[Problem to work on] Copy every line in the records below that contains the word "medlemmer".

[Data entries]

........

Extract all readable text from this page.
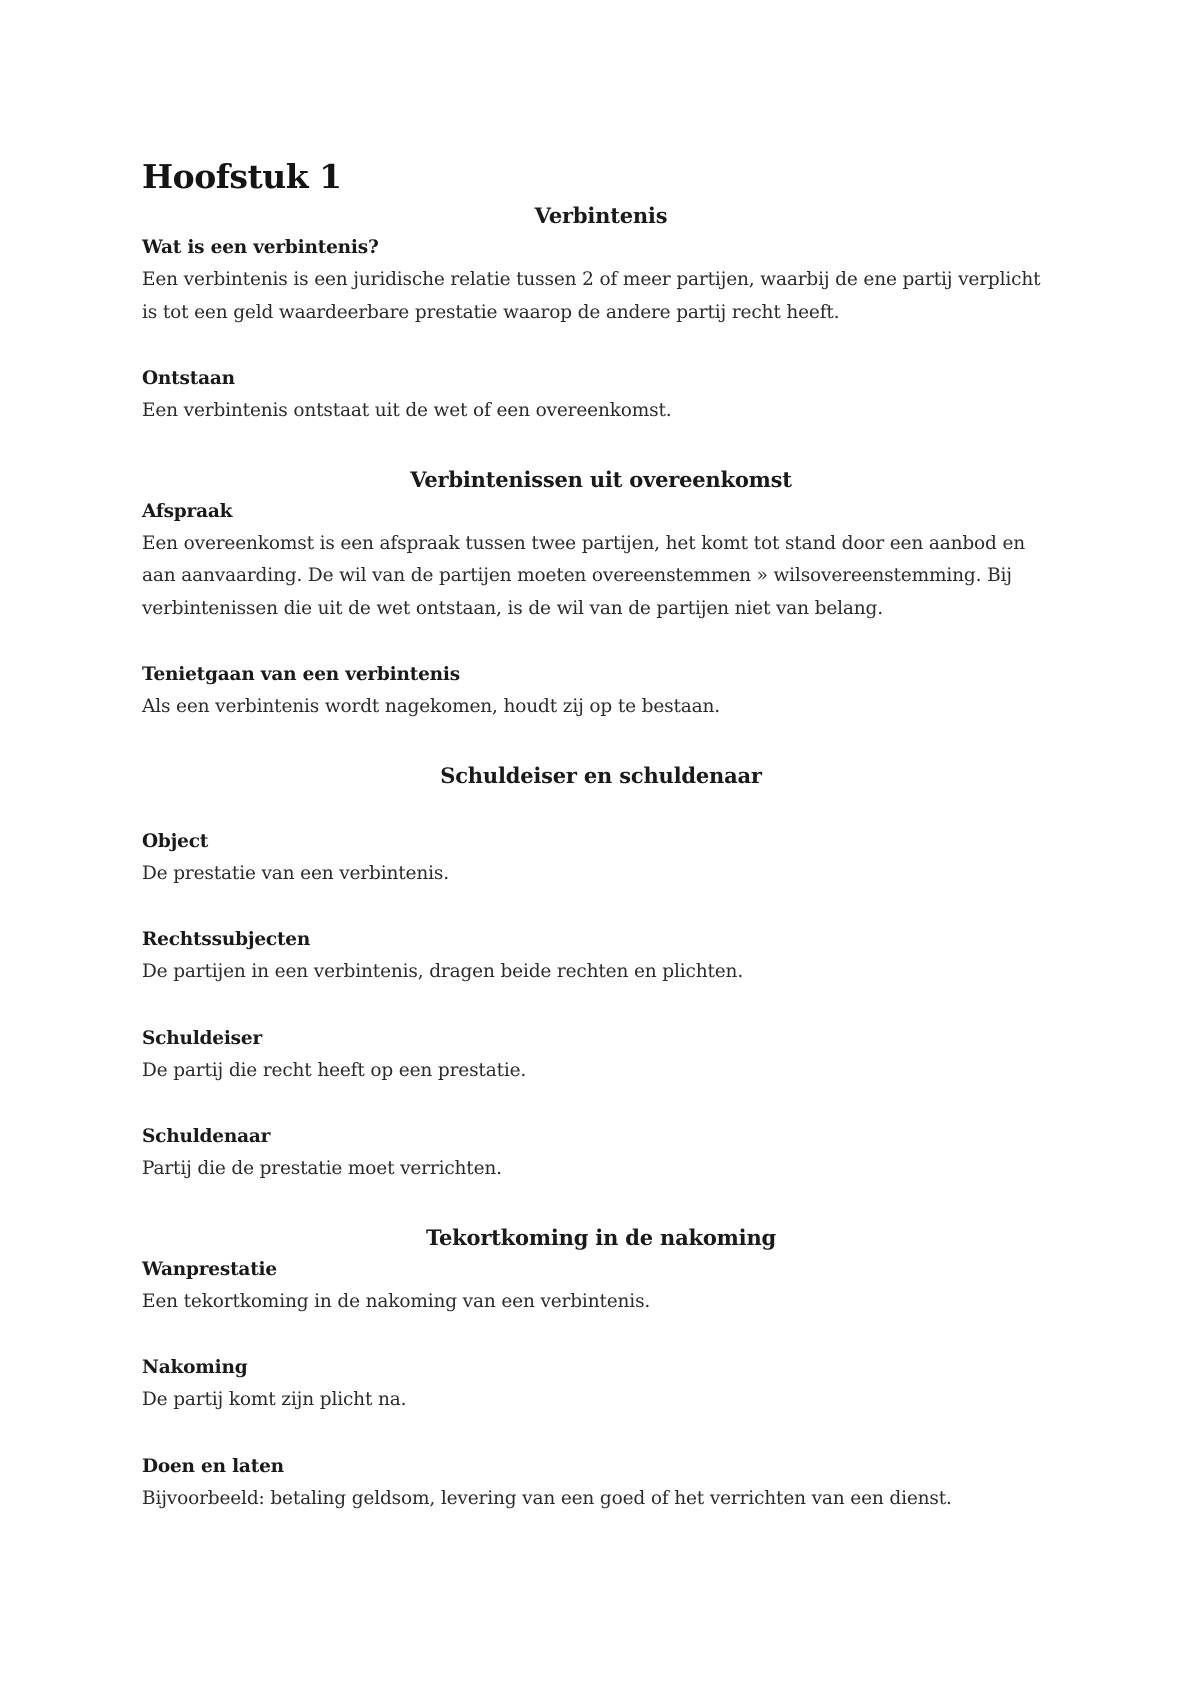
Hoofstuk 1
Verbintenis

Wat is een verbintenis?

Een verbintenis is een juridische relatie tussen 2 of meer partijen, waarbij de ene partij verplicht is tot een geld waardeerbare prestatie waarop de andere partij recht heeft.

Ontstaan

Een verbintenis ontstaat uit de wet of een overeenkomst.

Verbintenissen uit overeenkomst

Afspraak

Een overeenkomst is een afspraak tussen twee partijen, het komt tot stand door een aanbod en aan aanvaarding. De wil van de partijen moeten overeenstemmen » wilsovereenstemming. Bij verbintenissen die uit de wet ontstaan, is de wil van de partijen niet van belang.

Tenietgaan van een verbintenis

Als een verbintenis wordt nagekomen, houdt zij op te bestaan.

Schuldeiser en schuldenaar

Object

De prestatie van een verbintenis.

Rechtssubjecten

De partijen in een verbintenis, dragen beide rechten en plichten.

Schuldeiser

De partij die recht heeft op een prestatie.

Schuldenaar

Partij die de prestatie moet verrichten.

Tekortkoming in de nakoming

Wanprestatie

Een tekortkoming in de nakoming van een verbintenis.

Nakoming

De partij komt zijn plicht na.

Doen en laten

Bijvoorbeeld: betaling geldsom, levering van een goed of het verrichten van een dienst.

........

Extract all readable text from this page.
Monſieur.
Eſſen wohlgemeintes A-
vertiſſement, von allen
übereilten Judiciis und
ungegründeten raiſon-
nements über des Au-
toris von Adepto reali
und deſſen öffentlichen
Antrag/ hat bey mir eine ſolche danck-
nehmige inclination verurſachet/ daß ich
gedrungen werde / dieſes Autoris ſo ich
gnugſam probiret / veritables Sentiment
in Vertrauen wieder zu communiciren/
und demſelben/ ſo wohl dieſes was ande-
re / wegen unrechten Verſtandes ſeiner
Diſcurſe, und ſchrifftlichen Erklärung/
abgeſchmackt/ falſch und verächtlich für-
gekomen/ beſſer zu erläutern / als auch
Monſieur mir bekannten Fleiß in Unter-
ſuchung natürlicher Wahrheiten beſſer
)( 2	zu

........

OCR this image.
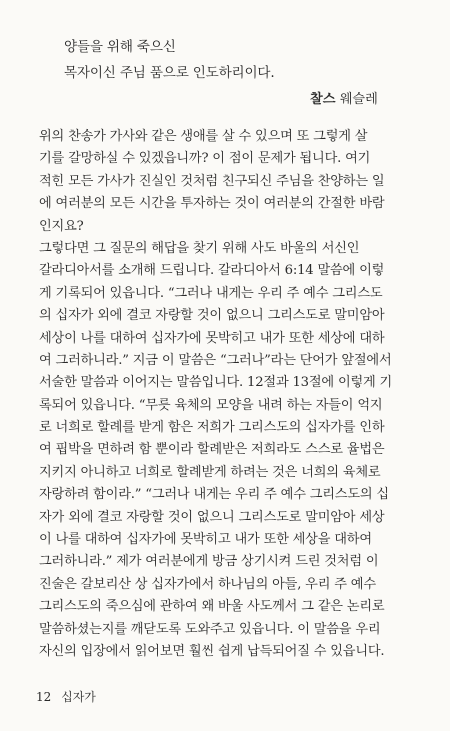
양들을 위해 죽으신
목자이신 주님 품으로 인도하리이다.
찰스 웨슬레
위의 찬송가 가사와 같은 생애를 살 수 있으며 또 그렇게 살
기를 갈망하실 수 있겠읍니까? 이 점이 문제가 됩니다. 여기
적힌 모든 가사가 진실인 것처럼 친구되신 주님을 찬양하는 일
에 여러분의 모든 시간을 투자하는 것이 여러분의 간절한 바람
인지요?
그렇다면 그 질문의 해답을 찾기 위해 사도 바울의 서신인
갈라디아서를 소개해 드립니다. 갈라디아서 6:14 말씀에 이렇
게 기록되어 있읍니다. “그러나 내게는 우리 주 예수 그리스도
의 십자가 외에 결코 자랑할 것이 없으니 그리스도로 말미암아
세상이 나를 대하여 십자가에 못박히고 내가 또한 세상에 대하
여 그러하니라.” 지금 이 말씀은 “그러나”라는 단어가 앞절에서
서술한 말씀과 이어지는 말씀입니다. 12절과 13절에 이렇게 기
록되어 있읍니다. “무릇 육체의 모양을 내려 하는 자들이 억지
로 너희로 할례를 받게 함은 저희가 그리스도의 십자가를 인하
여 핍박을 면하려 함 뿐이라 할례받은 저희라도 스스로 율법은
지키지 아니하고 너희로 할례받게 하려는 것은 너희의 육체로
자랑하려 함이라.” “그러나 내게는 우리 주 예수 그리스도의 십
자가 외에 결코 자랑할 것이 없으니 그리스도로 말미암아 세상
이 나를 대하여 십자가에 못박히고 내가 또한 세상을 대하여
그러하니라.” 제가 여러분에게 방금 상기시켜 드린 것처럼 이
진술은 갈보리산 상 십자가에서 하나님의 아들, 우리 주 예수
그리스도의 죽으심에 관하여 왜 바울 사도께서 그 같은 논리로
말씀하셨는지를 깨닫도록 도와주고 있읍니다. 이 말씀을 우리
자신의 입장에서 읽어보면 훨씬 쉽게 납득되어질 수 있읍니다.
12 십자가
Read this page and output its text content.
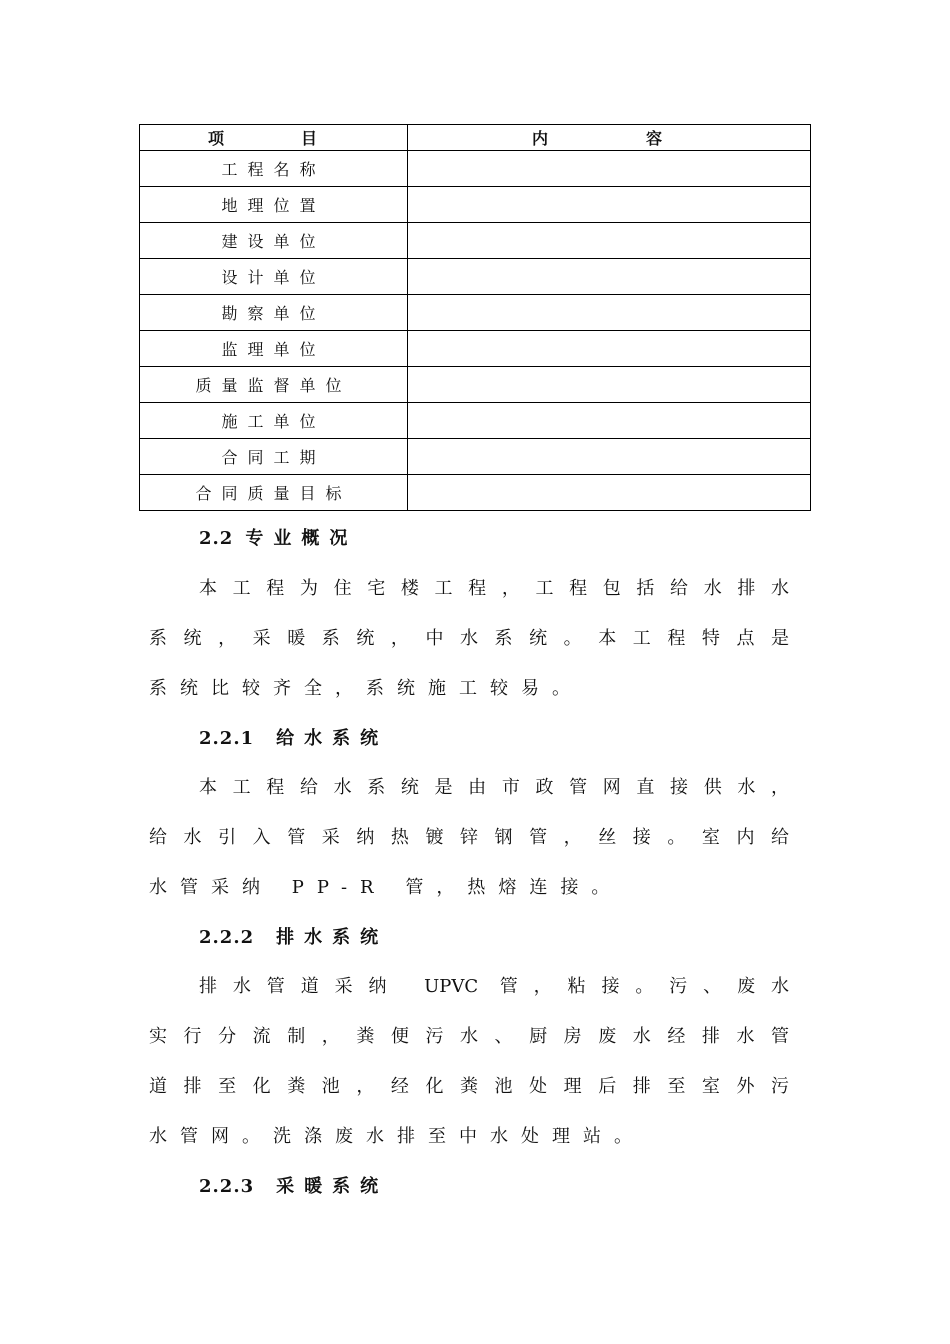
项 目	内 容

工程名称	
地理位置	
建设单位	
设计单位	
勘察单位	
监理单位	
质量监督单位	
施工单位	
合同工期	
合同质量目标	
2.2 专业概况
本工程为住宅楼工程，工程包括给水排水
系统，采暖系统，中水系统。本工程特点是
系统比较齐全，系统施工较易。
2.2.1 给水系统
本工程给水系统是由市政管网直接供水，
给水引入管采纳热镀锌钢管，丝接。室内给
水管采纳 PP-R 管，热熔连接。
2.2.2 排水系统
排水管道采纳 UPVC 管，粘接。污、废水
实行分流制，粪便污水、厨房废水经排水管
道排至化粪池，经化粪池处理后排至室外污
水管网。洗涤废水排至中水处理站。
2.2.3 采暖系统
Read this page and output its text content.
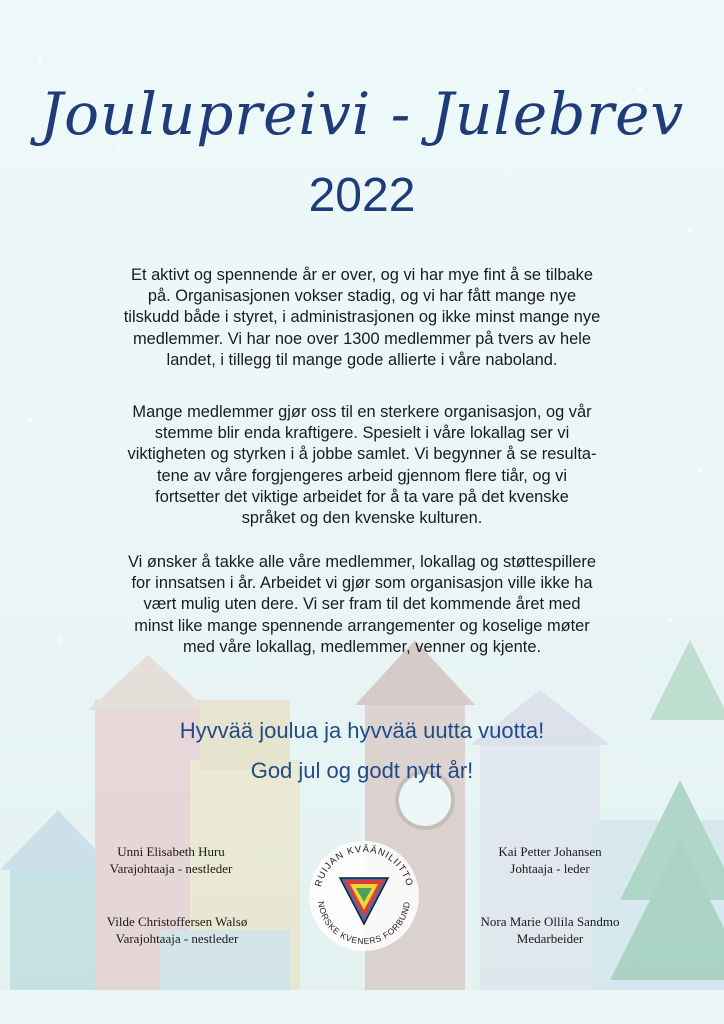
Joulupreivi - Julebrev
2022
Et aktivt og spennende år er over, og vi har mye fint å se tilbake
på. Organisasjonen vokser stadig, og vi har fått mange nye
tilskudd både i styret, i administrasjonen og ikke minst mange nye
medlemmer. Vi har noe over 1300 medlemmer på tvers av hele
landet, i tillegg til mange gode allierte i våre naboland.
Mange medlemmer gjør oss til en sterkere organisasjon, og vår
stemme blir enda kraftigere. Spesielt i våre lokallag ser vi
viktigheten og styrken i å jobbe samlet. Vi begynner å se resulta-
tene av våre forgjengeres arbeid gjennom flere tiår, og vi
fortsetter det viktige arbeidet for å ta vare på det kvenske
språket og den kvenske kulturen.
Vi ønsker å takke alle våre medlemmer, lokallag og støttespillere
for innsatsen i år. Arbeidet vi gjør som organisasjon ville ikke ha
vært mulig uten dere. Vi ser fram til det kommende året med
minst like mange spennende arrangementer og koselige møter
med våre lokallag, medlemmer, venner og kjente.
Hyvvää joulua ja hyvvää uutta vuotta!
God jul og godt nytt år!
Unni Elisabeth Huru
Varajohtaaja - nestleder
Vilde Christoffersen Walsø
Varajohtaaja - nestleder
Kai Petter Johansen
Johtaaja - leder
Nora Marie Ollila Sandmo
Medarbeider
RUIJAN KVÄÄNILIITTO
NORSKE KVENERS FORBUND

........

[Response for this exercise]
medlemmer. Vi har noe over 1300 medlemmer på tvers av hele
Mange medlemmer gjør oss til en sterkere organisasjon, og vår
Vi ønsker å takke alle våre medlemmer, lokallag og støttespillere
med våre lokallag, medlemmer, venner og kjente.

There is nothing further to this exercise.